◆ Work to do
Print the entries below word for word; the pictures stay out of your copy.

◆ Supplied records

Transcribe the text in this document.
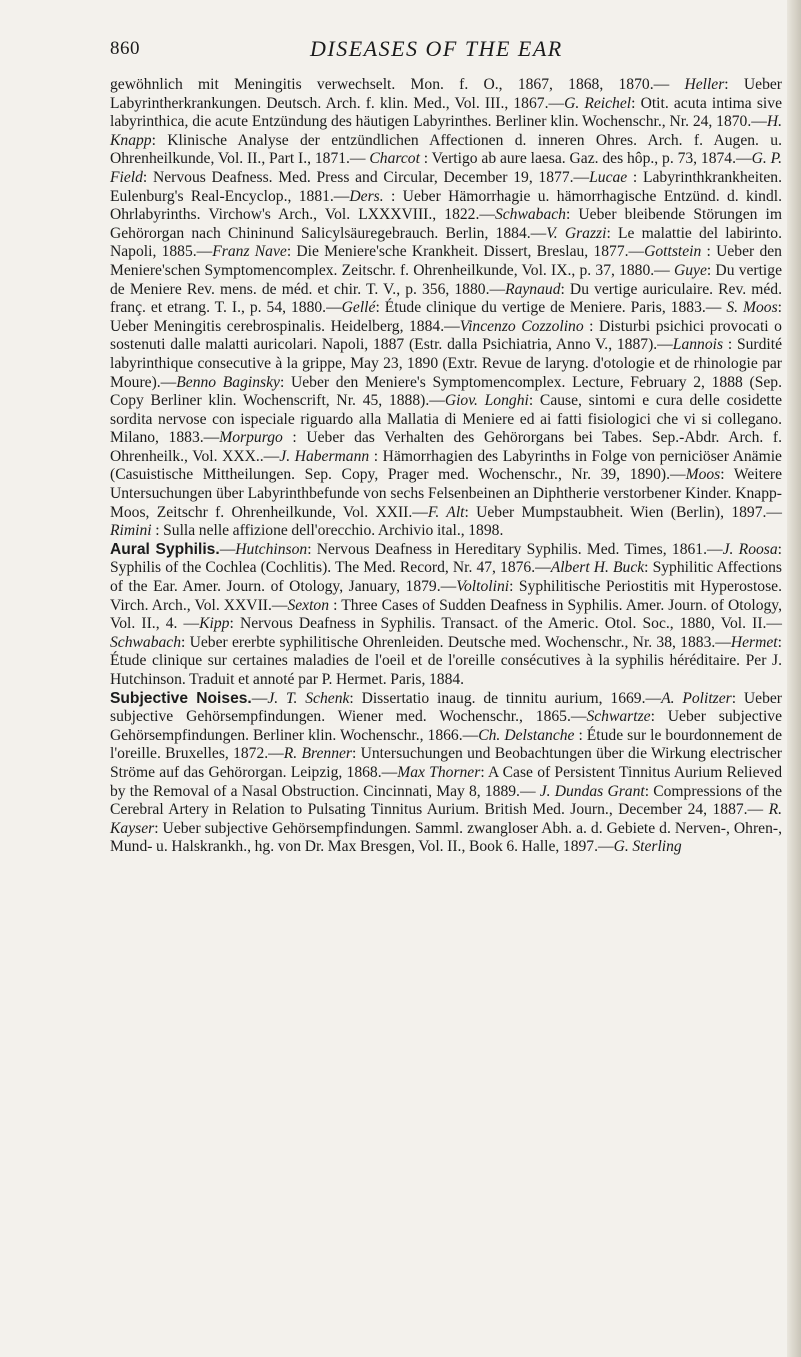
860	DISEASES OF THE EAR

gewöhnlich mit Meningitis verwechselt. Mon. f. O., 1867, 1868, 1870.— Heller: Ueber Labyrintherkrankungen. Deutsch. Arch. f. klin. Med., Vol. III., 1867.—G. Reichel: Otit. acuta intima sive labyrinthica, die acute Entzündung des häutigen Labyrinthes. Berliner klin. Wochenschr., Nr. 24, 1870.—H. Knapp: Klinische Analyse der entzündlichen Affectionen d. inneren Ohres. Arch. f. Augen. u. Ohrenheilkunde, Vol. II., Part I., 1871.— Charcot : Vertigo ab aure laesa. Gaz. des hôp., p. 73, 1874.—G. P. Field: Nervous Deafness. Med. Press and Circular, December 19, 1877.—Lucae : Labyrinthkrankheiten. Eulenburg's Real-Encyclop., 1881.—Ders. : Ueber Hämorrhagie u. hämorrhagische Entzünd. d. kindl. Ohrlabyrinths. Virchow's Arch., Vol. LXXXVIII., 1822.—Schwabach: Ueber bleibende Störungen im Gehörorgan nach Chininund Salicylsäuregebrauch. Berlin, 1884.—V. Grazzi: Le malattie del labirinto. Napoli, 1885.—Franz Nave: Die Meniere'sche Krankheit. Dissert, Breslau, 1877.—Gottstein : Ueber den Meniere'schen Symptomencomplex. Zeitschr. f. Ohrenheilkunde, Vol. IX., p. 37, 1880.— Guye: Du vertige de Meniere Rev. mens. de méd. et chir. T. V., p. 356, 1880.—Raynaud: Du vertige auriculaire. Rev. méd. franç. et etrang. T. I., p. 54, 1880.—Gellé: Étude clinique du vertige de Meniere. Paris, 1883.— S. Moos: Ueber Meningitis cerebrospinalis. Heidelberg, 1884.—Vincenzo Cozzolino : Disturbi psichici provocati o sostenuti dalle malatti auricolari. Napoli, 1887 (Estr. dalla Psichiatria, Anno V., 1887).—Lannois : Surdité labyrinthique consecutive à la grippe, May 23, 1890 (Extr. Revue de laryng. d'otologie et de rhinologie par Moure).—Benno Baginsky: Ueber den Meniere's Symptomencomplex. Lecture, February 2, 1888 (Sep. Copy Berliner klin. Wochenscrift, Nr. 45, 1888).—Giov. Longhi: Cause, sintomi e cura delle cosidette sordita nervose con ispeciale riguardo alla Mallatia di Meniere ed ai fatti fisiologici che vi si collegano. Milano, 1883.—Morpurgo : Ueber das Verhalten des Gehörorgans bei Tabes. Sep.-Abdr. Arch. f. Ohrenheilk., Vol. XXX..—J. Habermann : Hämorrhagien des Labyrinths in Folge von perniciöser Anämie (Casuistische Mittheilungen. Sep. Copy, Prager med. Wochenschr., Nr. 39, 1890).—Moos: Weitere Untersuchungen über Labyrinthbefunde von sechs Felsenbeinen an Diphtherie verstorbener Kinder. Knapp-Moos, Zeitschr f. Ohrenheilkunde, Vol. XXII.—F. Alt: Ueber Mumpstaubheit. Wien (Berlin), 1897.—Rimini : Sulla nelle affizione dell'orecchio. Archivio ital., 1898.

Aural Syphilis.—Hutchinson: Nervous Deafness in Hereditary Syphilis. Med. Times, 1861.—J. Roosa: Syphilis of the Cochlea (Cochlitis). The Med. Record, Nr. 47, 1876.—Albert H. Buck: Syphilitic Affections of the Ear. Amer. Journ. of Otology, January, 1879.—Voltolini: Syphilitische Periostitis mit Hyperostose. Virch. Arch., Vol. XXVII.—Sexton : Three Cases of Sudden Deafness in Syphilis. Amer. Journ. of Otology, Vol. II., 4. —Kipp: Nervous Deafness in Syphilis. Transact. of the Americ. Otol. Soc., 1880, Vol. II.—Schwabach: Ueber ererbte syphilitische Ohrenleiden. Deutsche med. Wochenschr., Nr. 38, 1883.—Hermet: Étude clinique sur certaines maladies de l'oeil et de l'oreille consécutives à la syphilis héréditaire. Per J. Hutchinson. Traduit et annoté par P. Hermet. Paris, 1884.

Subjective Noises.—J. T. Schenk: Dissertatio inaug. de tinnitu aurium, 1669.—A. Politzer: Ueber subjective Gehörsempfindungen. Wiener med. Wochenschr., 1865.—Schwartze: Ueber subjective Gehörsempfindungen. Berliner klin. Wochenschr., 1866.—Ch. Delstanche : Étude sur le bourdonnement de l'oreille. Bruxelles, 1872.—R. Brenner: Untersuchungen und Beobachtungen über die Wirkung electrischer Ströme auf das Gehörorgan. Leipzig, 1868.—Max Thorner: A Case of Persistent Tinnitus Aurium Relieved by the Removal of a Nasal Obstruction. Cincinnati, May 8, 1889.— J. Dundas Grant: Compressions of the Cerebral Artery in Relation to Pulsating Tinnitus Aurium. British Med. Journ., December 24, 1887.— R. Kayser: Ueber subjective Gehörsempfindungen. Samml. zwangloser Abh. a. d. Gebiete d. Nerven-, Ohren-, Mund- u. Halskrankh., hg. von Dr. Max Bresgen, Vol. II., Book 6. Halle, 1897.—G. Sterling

◆ Task response
Transcribe the text in this document.
860	DISEASES OF THE EAR

gewöhnlich mit Meningitis verwechselt. Mon. f. O., 1867, 1868, 1870.— Heller: Ueber Labyrintherkrankungen. Deutsch. Arch. f. klin. Med., Vol. III., 1867.—G. Reichel: Otit. acuta intima sive labyrinthica, die acute Entzündung des häutigen Labyrinthes. Berliner klin. Wochenschr., Nr. 24, 1870.—H. Knapp: Klinische Analyse der entzündlichen Affectionen d. inneren Ohres. Arch. f. Augen. u. Ohrenheilkunde, Vol. II., Part I., 1871.— Charcot : Vertigo ab aure laesa. Gaz. des hôp., p. 73, 1874.—G. P. Field: Nervous Deafness. Med. Press and Circular, December 19, 1877.—Lucae : Labyrinthkrankheiten. Eulenburg's Real-Encyclop., 1881.—Ders. : Ueber Hämorrhagie u. hämorrhagische Entzünd. d. kindl. Ohrlabyrinths. Virchow's Arch., Vol. LXXXVIII., 1822.—Schwabach: Ueber bleibende Störungen im Gehörorgan nach Chininund Salicylsäuregebrauch. Berlin, 1884.—V. Grazzi: Le malattie del labirinto. Napoli, 1885.—Franz Nave: Die Meniere'sche Krankheit. Dissert, Breslau, 1877.—Gottstein : Ueber den Meniere'schen Symptomencomplex. Zeitschr. f. Ohrenheilkunde, Vol. IX., p. 37, 1880.— Guye: Du vertige de Meniere Rev. mens. de méd. et chir. T. V., p. 356, 1880.—Raynaud: Du vertige auriculaire. Rev. méd. franç. et etrang. T. I., p. 54, 1880.—Gellé: Étude clinique du vertige de Meniere. Paris, 1883.— S. Moos: Ueber Meningitis cerebrospinalis. Heidelberg, 1884.—Vincenzo Cozzolino : Disturbi psichici provocati o sostenuti dalle malatti auricolari. Napoli, 1887 (Estr. dalla Psichiatria, Anno V., 1887).—Lannois : Surdité labyrinthique consecutive à la grippe, May 23, 1890 (Extr. Revue de laryng. d'otologie et de rhinologie par Moure).—Benno Baginsky: Ueber den Meniere's Symptomencomplex. Lecture, February 2, 1888 (Sep. Copy Berliner klin. Wochenscrift, Nr. 45, 1888).—Giov. Longhi: Cause, sintomi e cura delle cosidette sordita nervose con ispeciale riguardo alla Mallatia di Meniere ed ai fatti fisiologici che vi si collegano. Milano, 1883.—Morpurgo : Ueber das Verhalten des Gehörorgans bei Tabes. Sep.-Abdr. Arch. f. Ohrenheilk., Vol. XXX..—J. Habermann : Hämorrhagien des Labyrinths in Folge von perniciöser Anämie (Casuistische Mittheilungen. Sep. Copy, Prager med. Wochenschr., Nr. 39, 1890).—Moos: Weitere Untersuchungen über Labyrinthbefunde von sechs Felsenbeinen an Diphtherie verstorbener Kinder. Knapp-Moos, Zeitschr f. Ohrenheilkunde, Vol. XXII.—F. Alt: Ueber Mumpstaubheit. Wien (Berlin), 1897.—Rimini : Sulla nelle affizione dell'orecchio. Archivio ital., 1898.

Aural Syphilis.—Hutchinson: Nervous Deafness in Hereditary Syphilis. Med. Times, 1861.—J. Roosa: Syphilis of the Cochlea (Cochlitis). The Med. Record, Nr. 47, 1876.—Albert H. Buck: Syphilitic Affections of the Ear. Amer. Journ. of Otology, January, 1879.—Voltolini: Syphilitische Periostitis mit Hyperostose. Virch. Arch., Vol. XXVII.—Sexton : Three Cases of Sudden Deafness in Syphilis. Amer. Journ. of Otology, Vol. II., 4. —Kipp: Nervous Deafness in Syphilis. Transact. of the Americ. Otol. Soc., 1880, Vol. II.—Schwabach: Ueber ererbte syphilitische Ohrenleiden. Deutsche med. Wochenschr., Nr. 38, 1883.—Hermet: Étude clinique sur certaines maladies de l'oeil et de l'oreille consécutives à la syphilis héréditaire. Per J. Hutchinson. Traduit et annoté par P. Hermet. Paris, 1884.

Subjective Noises.—J. T. Schenk: Dissertatio inaug. de tinnitu aurium, 1669.—A. Politzer: Ueber subjective Gehörsempfindungen. Wiener med. Wochenschr., 1865.—Schwartze: Ueber subjective Gehörsempfindungen. Berliner klin. Wochenschr., 1866.—Ch. Delstanche : Étude sur le bourdonnement de l'oreille. Bruxelles, 1872.—R. Brenner: Untersuchungen und Beobachtungen über die Wirkung electrischer Ströme auf das Gehörorgan. Leipzig, 1868.—Max Thorner: A Case of Persistent Tinnitus Aurium Relieved by the Removal of a Nasal Obstruction. Cincinnati, May 8, 1889.— J. Dundas Grant: Compressions of the Cerebral Artery in Relation to Pulsating Tinnitus Aurium. British Med. Journ., December 24, 1887.— R. Kayser: Ueber subjective Gehörsempfindungen. Samml. zwangloser Abh. a. d. Gebiete d. Nerven-, Ohren-, Mund- u. Halskrankh., hg. von Dr. Max Bresgen, Vol. II., Book 6. Halle, 1897.—G. Sterling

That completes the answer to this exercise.